● **Exercise directions**: Below is a set of records; print all of them exactly as written.

● **Records for this exercise**:
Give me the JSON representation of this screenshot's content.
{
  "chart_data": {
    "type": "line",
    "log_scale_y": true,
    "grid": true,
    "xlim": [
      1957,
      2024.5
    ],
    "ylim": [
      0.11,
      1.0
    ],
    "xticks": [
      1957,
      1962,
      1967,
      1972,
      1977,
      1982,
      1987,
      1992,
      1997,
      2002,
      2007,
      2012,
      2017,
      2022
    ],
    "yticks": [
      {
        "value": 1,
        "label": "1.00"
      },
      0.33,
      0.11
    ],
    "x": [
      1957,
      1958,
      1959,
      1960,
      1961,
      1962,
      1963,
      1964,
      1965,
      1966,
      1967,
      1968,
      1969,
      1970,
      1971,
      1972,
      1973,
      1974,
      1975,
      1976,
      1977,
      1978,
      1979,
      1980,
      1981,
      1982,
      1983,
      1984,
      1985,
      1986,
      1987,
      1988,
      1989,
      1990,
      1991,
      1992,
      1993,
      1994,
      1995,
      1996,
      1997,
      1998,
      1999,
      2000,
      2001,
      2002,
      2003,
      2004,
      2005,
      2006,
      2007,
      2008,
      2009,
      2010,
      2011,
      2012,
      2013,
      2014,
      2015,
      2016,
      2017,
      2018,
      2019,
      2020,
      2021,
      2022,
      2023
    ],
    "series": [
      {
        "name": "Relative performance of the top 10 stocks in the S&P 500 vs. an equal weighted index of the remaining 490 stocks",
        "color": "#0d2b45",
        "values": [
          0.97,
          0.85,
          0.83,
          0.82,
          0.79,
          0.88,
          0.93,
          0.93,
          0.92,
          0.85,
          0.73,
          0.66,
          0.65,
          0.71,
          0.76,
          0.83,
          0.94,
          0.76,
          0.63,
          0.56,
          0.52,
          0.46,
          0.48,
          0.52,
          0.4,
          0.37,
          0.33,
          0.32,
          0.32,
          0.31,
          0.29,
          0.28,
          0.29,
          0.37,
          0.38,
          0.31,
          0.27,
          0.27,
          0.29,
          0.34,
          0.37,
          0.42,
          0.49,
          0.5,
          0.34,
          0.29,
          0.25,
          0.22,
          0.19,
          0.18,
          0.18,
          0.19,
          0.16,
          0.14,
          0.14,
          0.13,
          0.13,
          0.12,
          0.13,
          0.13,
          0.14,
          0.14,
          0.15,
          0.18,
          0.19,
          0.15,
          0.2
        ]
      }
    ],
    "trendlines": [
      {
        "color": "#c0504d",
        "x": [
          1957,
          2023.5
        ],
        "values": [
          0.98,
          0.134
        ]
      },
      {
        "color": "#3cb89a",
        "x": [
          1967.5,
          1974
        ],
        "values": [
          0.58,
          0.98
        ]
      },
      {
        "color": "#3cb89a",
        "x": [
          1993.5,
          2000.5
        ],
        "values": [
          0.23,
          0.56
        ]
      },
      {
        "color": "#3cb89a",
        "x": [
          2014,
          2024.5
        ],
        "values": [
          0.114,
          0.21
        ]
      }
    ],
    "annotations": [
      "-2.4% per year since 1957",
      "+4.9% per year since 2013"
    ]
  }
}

● **Reply**:
Give me the JSON representation of this screenshot's content.
{
  "chart_data": {
    "type": "line",
    "log_scale_y": true,
    "grid": true,
    "xlim": [
      1957,
      2024.5
    ],
    "ylim": [
      0.11,
      1.0
    ],
    "xticks": [
      1957,
      1962,
      1967,
      1972,
      1977,
      1982,
      1987,
      1992,
      1997,
      2002,
      2007,
      2012,
      2017,
      2022
    ],
    "yticks": [
      {
        "value": 1,
        "label": "1.00"
      },
      0.33,
      0.11
    ],
    "x": [
      1957,
      1958,
      1959,
      1960,
      1961,
      1962,
      1963,
      1964,
      1965,
      1966,
      1967,
      1968,
      1969,
      1970,
      1971,
      1972,
      1973,
      1974,
      1975,
      1976,
      1977,
      1978,
      1979,
      1980,
      1981,
      1982,
      1983,
      1984,
      1985,
      1986,
      1987,
      1988,
      1989,
      1990,
      1991,
      1992,
      1993,
      1994,
      1995,
      1996,
      1997,
      1998,
      1999,
      2000,
      2001,
      2002,
      2003,
      2004,
      2005,
      2006,
      2007,
      2008,
      2009,
      2010,
      2011,
      2012,
      2013,
      2014,
      2015,
      2016,
      2017,
      2018,
      2019,
      2020,
      2021,
      2022,
      2023
    ],
    "series": [
      {
        "name": "Relative performance of the top 10 stocks in the S&P 500 vs. an equal weighted index of the remaining 490 stocks",
        "color": "#0d2b45",
        "values": [
          0.97,
          0.85,
          0.83,
          0.82,
          0.79,
          0.88,
          0.93,
          0.93,
          0.92,
          0.85,
          0.73,
          0.66,
          0.65,
          0.71,
          0.76,
          0.83,
          0.94,
          0.76,
          0.63,
          0.56,
          0.52,
          0.46,
          0.48,
          0.52,
          0.4,
          0.37,
          0.33,
          0.32,
          0.32,
          0.31,
          0.29,
          0.28,
          0.29,
          0.37,
          0.38,
          0.31,
          0.27,
          0.27,
          0.29,
          0.34,
          0.37,
          0.42,
          0.49,
          0.5,
          0.34,
          0.29,
          0.25,
          0.22,
          0.19,
          0.18,
          0.18,
          0.19,
          0.16,
          0.14,
          0.14,
          0.13,
          0.13,
          0.12,
          0.13,
          0.13,
          0.14,
          0.14,
          0.15,
          0.18,
          0.19,
          0.15,
          0.2
        ]
      }
    ],
    "trendlines": [
      {
        "color": "#c0504d",
        "x": [
          1957,
          2023.5
        ],
        "values": [
          0.98,
          0.134
        ]
      },
      {
        "color": "#3cb89a",
        "x": [
          1967.5,
          1974
        ],
        "values": [
          0.58,
          0.98
        ]
      },
      {
        "color": "#3cb89a",
        "x": [
          1993.5,
          2000.5
        ],
        "values": [
          0.23,
          0.56
        ]
      },
      {
        "color": "#3cb89a",
        "x": [
          2014,
          2024.5
        ],
        "values": [
          0.114,
          0.21
        ]
      }
    ],
    "annotations": [
      "-2.4% per year since 1957",
      "+4.9% per year since 2013"
    ]
  }
}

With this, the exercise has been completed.